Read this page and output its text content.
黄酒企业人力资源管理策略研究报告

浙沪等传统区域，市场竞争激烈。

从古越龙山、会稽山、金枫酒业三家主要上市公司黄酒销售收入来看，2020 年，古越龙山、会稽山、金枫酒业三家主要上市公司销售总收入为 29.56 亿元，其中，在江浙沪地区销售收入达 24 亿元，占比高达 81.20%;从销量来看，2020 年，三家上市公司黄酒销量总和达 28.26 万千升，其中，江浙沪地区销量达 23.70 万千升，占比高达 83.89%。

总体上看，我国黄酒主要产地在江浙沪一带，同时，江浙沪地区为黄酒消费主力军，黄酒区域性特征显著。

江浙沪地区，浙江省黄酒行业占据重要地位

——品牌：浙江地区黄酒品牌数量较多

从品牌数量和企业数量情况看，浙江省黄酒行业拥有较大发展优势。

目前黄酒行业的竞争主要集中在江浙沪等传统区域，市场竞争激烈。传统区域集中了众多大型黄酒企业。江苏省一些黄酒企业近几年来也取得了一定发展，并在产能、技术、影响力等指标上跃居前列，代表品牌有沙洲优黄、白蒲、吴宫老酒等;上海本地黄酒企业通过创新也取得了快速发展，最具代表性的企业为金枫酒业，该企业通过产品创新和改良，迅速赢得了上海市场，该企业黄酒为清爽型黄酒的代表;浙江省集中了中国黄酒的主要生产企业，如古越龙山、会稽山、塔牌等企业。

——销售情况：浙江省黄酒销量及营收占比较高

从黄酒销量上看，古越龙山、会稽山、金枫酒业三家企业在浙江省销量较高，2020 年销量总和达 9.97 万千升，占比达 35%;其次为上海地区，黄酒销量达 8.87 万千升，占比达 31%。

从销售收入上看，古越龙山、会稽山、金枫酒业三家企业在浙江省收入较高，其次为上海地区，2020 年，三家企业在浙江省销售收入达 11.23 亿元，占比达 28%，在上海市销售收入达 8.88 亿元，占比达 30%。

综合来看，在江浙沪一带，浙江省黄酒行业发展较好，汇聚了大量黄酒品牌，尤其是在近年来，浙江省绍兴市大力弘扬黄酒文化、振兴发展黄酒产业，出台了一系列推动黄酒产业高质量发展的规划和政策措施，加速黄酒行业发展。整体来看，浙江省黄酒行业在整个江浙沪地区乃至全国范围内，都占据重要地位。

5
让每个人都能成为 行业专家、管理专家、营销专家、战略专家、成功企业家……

━━━━━━━━━━━━━━━━━━━━━━━━━━━━━━

Among the lines above, count those containing the word "市场竞争激烈" and give nothing but the result.

→ PROBLEM SOLUTION
2